(DIRECTIONS) Reproduce the records below exactly as they appear.

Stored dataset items

####################

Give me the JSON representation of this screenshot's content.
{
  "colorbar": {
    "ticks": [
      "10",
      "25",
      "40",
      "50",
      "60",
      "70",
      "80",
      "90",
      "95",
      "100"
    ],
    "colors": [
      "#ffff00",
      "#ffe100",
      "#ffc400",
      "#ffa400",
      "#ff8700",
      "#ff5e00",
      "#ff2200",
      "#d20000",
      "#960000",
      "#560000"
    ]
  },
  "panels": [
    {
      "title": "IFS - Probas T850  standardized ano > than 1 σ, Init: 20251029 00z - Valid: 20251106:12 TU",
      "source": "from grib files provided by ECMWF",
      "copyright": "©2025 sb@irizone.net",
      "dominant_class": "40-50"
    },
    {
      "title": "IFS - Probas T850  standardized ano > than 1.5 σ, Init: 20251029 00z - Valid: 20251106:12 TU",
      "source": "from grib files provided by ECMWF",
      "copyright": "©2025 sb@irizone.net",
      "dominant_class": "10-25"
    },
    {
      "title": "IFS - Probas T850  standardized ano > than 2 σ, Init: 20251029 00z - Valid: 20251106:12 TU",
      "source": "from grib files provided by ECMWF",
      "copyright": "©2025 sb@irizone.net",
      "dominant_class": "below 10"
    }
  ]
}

####################

(SOLUTION)
Give me the JSON representation of this screenshot's content.
{
  "colorbar": {
    "ticks": [
      "10",
      "25",
      "40",
      "50",
      "60",
      "70",
      "80",
      "90",
      "95",
      "100"
    ],
    "colors": [
      "#ffff00",
      "#ffe100",
      "#ffc400",
      "#ffa400",
      "#ff8700",
      "#ff5e00",
      "#ff2200",
      "#d20000",
      "#960000",
      "#560000"
    ]
  },
  "panels": [
    {
      "title": "IFS - Probas T850  standardized ano > than 1 σ, Init: 20251029 00z - Valid: 20251106:12 TU",
      "source": "from grib files provided by ECMWF",
      "copyright": "©2025 sb@irizone.net",
      "dominant_class": "40-50"
    },
    {
      "title": "IFS - Probas T850  standardized ano > than 1.5 σ, Init: 20251029 00z - Valid: 20251106:12 TU",
      "source": "from grib files provided by ECMWF",
      "copyright": "©2025 sb@irizone.net",
      "dominant_class": "10-25"
    },
    {
      "title": "IFS - Probas T850  standardized ano > than 2 σ, Init: 20251029 00z - Valid: 20251106:12 TU",
      "source": "from grib files provided by ECMWF",
      "copyright": "©2025 sb@irizone.net",
      "dominant_class": "below 10"
    }
  ]
}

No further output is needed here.